- EXERCISE DESCRIPTION:
Collect every line of the material below that contains the word "image". Case counts.

- EXCERPTED RECORDS:
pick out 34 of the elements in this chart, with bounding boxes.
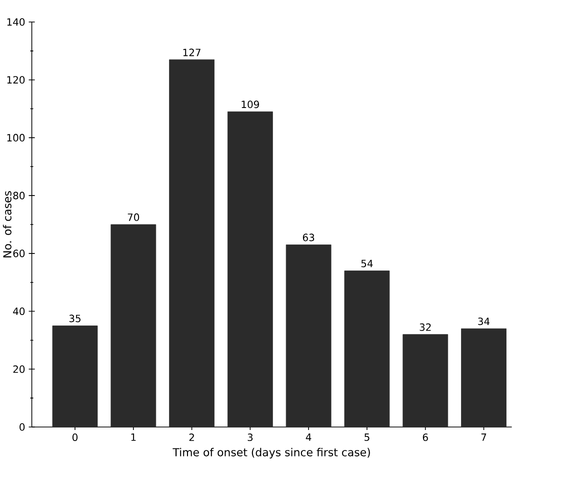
x-tick-label: 6: [422, 434, 428, 442]
bar: [461, 328, 506, 428]
x-tick-label: 3: [248, 434, 253, 442]
x-tick-label: 2: [189, 434, 194, 441]
bar: [110, 224, 156, 428]
data-label: 54: [361, 260, 373, 268]
data-label: 35: [69, 314, 80, 322]
bar: [52, 326, 98, 428]
y-tick-label: 140: [7, 18, 25, 26]
bar: [286, 244, 332, 428]
x-tick-label: 4: [306, 434, 312, 441]
data-label: 127: [183, 48, 200, 56]
y-tick-label: 0: [20, 423, 25, 431]
bar: [402, 334, 448, 428]
data-label: 34: [478, 318, 490, 326]
data-label: 32: [420, 323, 431, 331]
data-label: 63: [302, 234, 314, 242]
y-tick-label: 40: [13, 308, 25, 316]
x-tick-label: 0: [72, 434, 78, 442]
y-tick-label: 100: [7, 134, 25, 142]
bar: [228, 111, 273, 428]
y-axis-title: No. of cases: [2, 191, 12, 258]
y-tick-label: 120: [7, 76, 25, 84]
bar: [344, 270, 390, 428]
x-tick-label: 5: [364, 434, 370, 441]
x-axis-title: Time of onset (days since first case): [172, 448, 370, 459]
data-label: 109: [242, 100, 259, 108]
x-tick-label: 1: [131, 434, 136, 441]
bar: [169, 59, 214, 428]
x-tick-label: 7: [481, 434, 486, 441]
y-tick-label: 20: [13, 365, 25, 373]
y-tick-label: 60: [13, 250, 25, 258]
data-label: 70: [128, 213, 140, 221]
y-tick-label: 80: [13, 192, 25, 200]
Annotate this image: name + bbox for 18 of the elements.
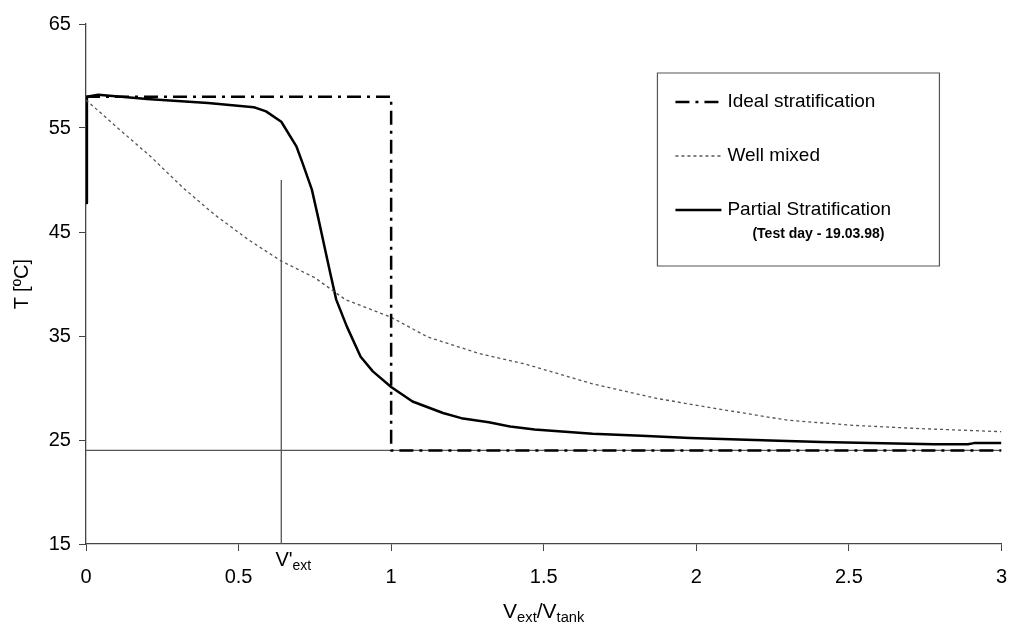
- y-tick-label: 35: [48, 323, 71, 346]
- x-tick-label: 3: [995, 564, 1007, 587]
- y-axis-title: T [ºC]: [9, 259, 32, 310]
- legend-label: Partial Stratification: [727, 198, 892, 220]
- y-tick-label: 65: [48, 11, 71, 34]
- x-tick-label: 0.5: [224, 564, 253, 587]
- y-tick-label: 15: [48, 531, 71, 554]
- x-tick-label: 1.5: [529, 564, 558, 587]
- y-tick-label: 45: [48, 219, 71, 242]
- y-tick-label: 55: [48, 115, 71, 138]
- legend-label: Well mixed: [727, 144, 820, 166]
- annotation: (Test day - 19.03.98): [752, 224, 885, 241]
- x-tick-label: 1: [385, 564, 397, 587]
- x-tick-label: 2: [690, 564, 702, 587]
- x-tick-label: 2.5: [834, 564, 863, 587]
- y-tick-label: 25: [48, 427, 71, 450]
- legend-label: Ideal stratification: [727, 90, 876, 112]
- x-tick-label: 0: [80, 564, 92, 587]
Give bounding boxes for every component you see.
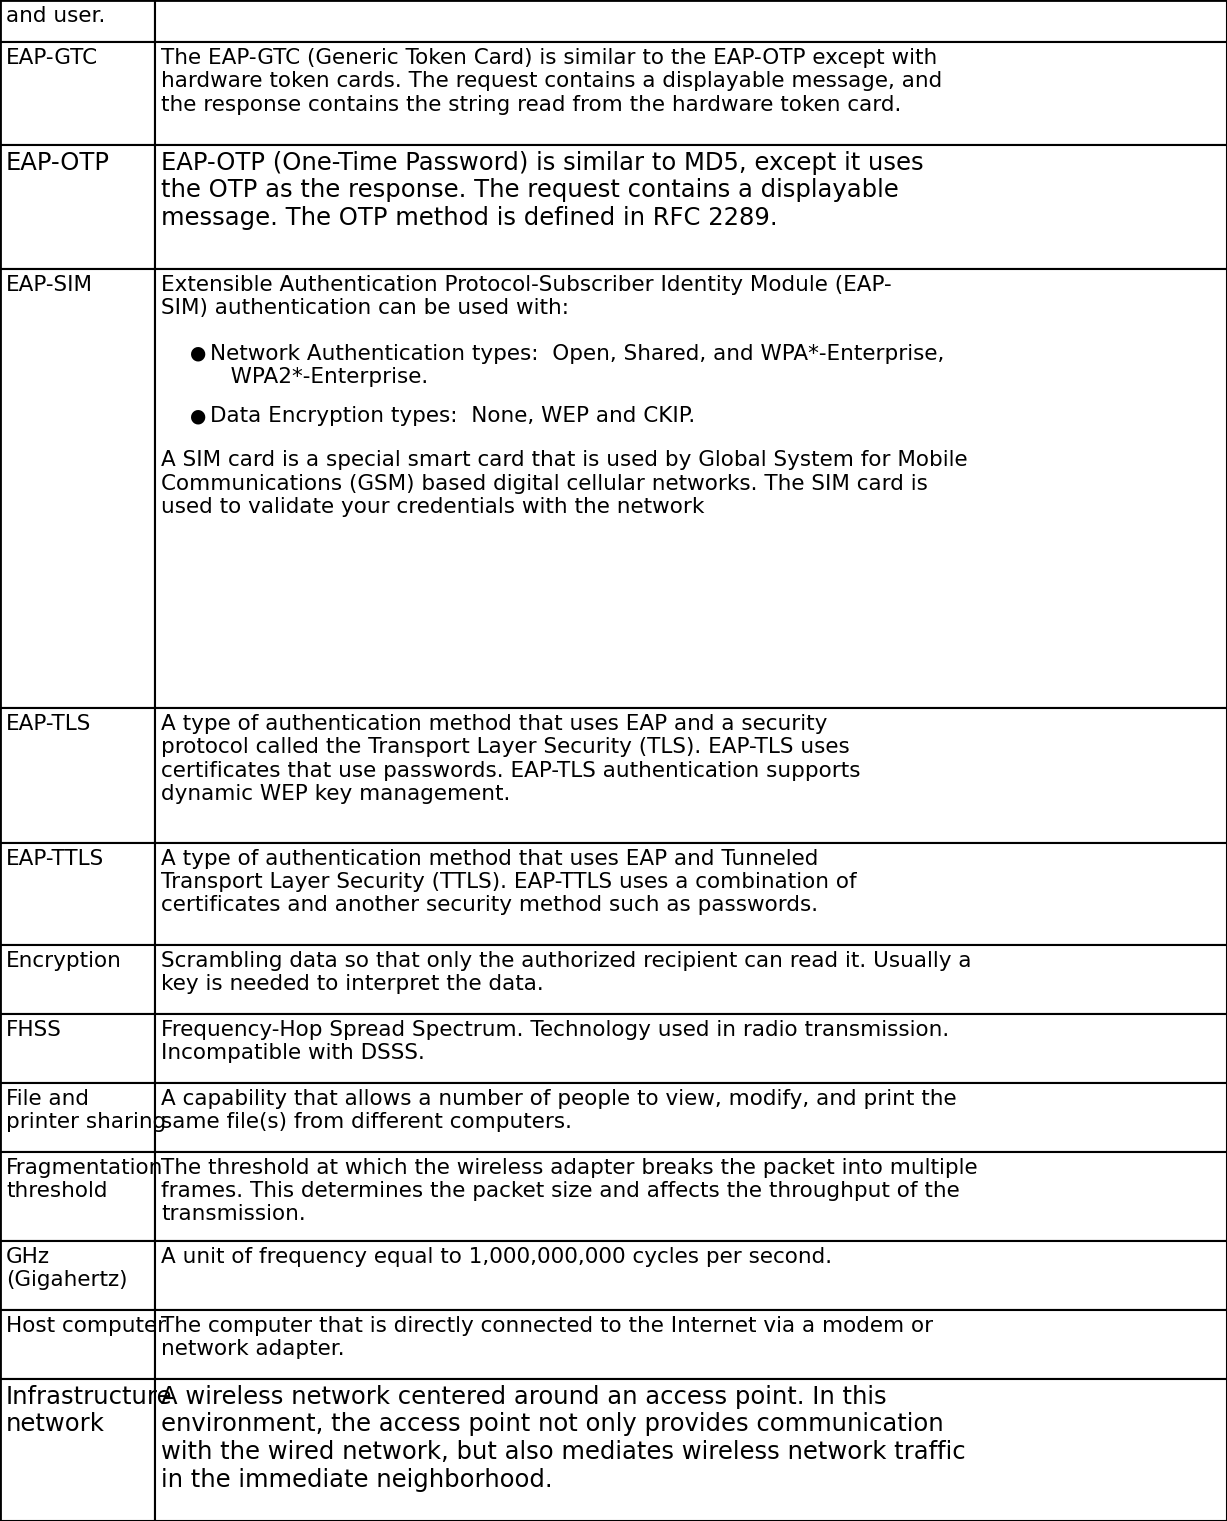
Bar: [155, 144, 1227, 269]
Bar: [155, 709, 1227, 843]
Text: and user.: and user.: [6, 6, 106, 26]
Bar: [0, 144, 155, 269]
Text: GHz
(Gigahertz): GHz (Gigahertz): [6, 1247, 128, 1290]
Bar: [155, 1151, 1227, 1241]
Text: A wireless network centered around an access point. In this
environment, the acc: A wireless network centered around an ac…: [161, 1384, 966, 1492]
Bar: [0, 1378, 155, 1521]
Text: Encryption: Encryption: [6, 951, 121, 970]
Bar: [155, 0, 1227, 43]
Bar: [0, 269, 155, 709]
Bar: [0, 1015, 155, 1083]
Text: The EAP-GTC (Generic Token Card) is similar to the EAP-OTP except with
hardware : The EAP-GTC (Generic Token Card) is simi…: [161, 49, 942, 114]
Text: A unit of frequency equal to 1,000,000,000 cycles per second.: A unit of frequency equal to 1,000,000,0…: [161, 1247, 832, 1267]
Text: Network Authentication types:  Open, Shared, and WPA*-Enterprise,
   WPA2*-Enter: Network Authentication types: Open, Shar…: [210, 344, 945, 386]
Text: Infrastructure
network: Infrastructure network: [6, 1384, 173, 1436]
Bar: [155, 269, 1227, 709]
Bar: [0, 709, 155, 843]
Text: A type of authentication method that uses EAP and Tunneled
Transport Layer Secur: A type of authentication method that use…: [161, 849, 856, 916]
Bar: [155, 43, 1227, 144]
Text: Extensible Authentication Protocol-Subscriber Identity Module (EAP-
SIM) authent: Extensible Authentication Protocol-Subsc…: [161, 275, 892, 318]
Text: EAP-GTC: EAP-GTC: [6, 49, 98, 68]
Text: ●: ●: [190, 406, 206, 424]
Text: Data Encryption types:  None, WEP and CKIP.: Data Encryption types: None, WEP and CKI…: [210, 406, 696, 426]
Bar: [155, 1310, 1227, 1378]
Text: File and
printer sharing: File and printer sharing: [6, 1089, 166, 1132]
Bar: [155, 1241, 1227, 1310]
Text: The computer that is directly connected to the Internet via a modem or
network a: The computer that is directly connected …: [161, 1316, 933, 1358]
Bar: [155, 843, 1227, 945]
Bar: [0, 1083, 155, 1151]
Text: EAP-OTP: EAP-OTP: [6, 151, 110, 175]
Bar: [155, 1083, 1227, 1151]
Text: EAP-OTP (One-Time Password) is similar to MD5, except it uses
the OTP as the res: EAP-OTP (One-Time Password) is similar t…: [161, 151, 924, 230]
Text: EAP-SIM: EAP-SIM: [6, 275, 93, 295]
Text: Host computer: Host computer: [6, 1316, 166, 1335]
Text: EAP-TTLS: EAP-TTLS: [6, 849, 104, 868]
Text: Scrambling data so that only the authorized recipient can read it. Usually a
key: Scrambling data so that only the authori…: [161, 951, 972, 995]
Bar: [0, 1151, 155, 1241]
Text: EAP-TLS: EAP-TLS: [6, 715, 91, 735]
Text: FHSS: FHSS: [6, 1021, 61, 1040]
Bar: [155, 1378, 1227, 1521]
Text: A type of authentication method that uses EAP and a security
protocol called the: A type of authentication method that use…: [161, 715, 860, 803]
Text: Frequency-Hop Spread Spectrum. Technology used in radio transmission.
Incompatib: Frequency-Hop Spread Spectrum. Technolog…: [161, 1021, 950, 1063]
Text: A SIM card is a special smart card that is used by Global System for Mobile
Comm: A SIM card is a special smart card that …: [161, 450, 968, 517]
Bar: [0, 945, 155, 1015]
Text: The threshold at which the wireless adapter breaks the packet into multiple
fram: The threshold at which the wireless adap…: [161, 1157, 978, 1224]
Bar: [0, 43, 155, 144]
Bar: [155, 945, 1227, 1015]
Bar: [0, 1310, 155, 1378]
Text: ●: ●: [190, 344, 206, 362]
Bar: [155, 1015, 1227, 1083]
Text: A capability that allows a number of people to view, modify, and print the
same : A capability that allows a number of peo…: [161, 1089, 957, 1132]
Bar: [0, 0, 155, 43]
Bar: [0, 1241, 155, 1310]
Text: Fragmentation
threshold: Fragmentation threshold: [6, 1157, 163, 1202]
Bar: [0, 843, 155, 945]
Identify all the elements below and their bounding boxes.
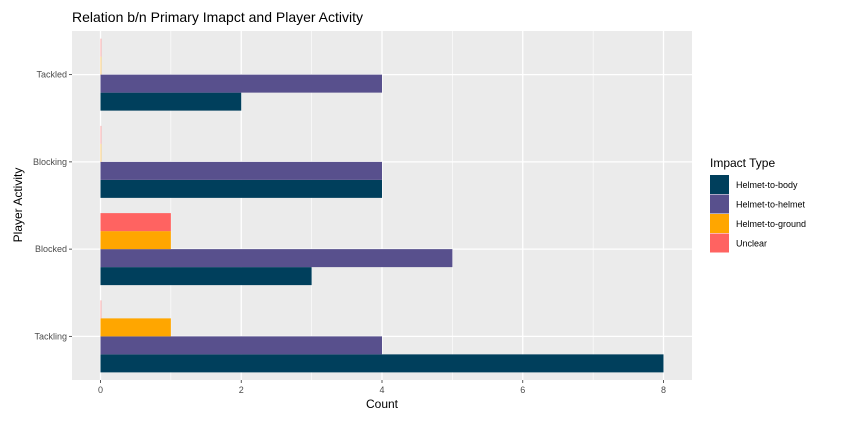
bar bbox=[100, 161, 382, 180]
y-tick-label: Tackled bbox=[36, 70, 67, 80]
legend-item-label: Helmet-to-ground bbox=[736, 219, 806, 229]
legend-item-label: Unclear bbox=[736, 239, 767, 249]
chart-title: Relation b/n Primary Imapct and Player A… bbox=[72, 9, 363, 25]
legend-title: Impact Type bbox=[710, 156, 775, 170]
x-tick-label: 4 bbox=[379, 385, 384, 395]
legend-swatch bbox=[710, 233, 729, 253]
bar bbox=[100, 56, 102, 75]
bar bbox=[100, 300, 102, 319]
legend-item-label: Helmet-to-helmet bbox=[736, 200, 806, 210]
x-tick-label: 6 bbox=[520, 385, 525, 395]
y-axis-title: Player Activity bbox=[11, 168, 25, 243]
legend: Impact Type Helmet-to-body Helmet-to-helm… bbox=[710, 156, 806, 253]
bar bbox=[100, 143, 102, 162]
y-axis: Tackling Blocked Blocking Tackled bbox=[33, 70, 72, 341]
legend-swatch bbox=[710, 194, 729, 214]
y-tick-label: Blocking bbox=[33, 157, 67, 167]
bar bbox=[100, 179, 382, 198]
x-axis: 0 2 4 6 8 bbox=[98, 380, 666, 395]
y-tick-label: Tackling bbox=[34, 331, 67, 341]
x-axis-title: Count bbox=[366, 397, 399, 411]
bar bbox=[100, 38, 102, 57]
bar bbox=[100, 92, 242, 111]
bar bbox=[100, 318, 171, 337]
bar bbox=[100, 249, 453, 268]
legend-swatch bbox=[710, 175, 729, 194]
bar bbox=[100, 125, 102, 144]
bar bbox=[100, 74, 382, 93]
legend-swatch bbox=[710, 214, 729, 233]
bar bbox=[100, 231, 171, 250]
x-tick-label: 0 bbox=[98, 385, 103, 395]
legend-item-label: Helmet-to-body bbox=[736, 180, 798, 190]
bar bbox=[100, 354, 664, 373]
x-tick-label: 8 bbox=[661, 385, 666, 395]
y-tick-label: Blocked bbox=[35, 244, 67, 254]
bar bbox=[100, 336, 382, 355]
bars bbox=[100, 38, 664, 373]
bar bbox=[100, 213, 171, 232]
bar bbox=[100, 267, 312, 286]
x-tick-label: 2 bbox=[239, 385, 244, 395]
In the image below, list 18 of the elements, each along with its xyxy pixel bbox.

- RESPONSE BELOW:
Annotate this image: name + bbox for 18 of the elements.
In the image below, list 18 of the elements, each along with its xyxy pixel bbox.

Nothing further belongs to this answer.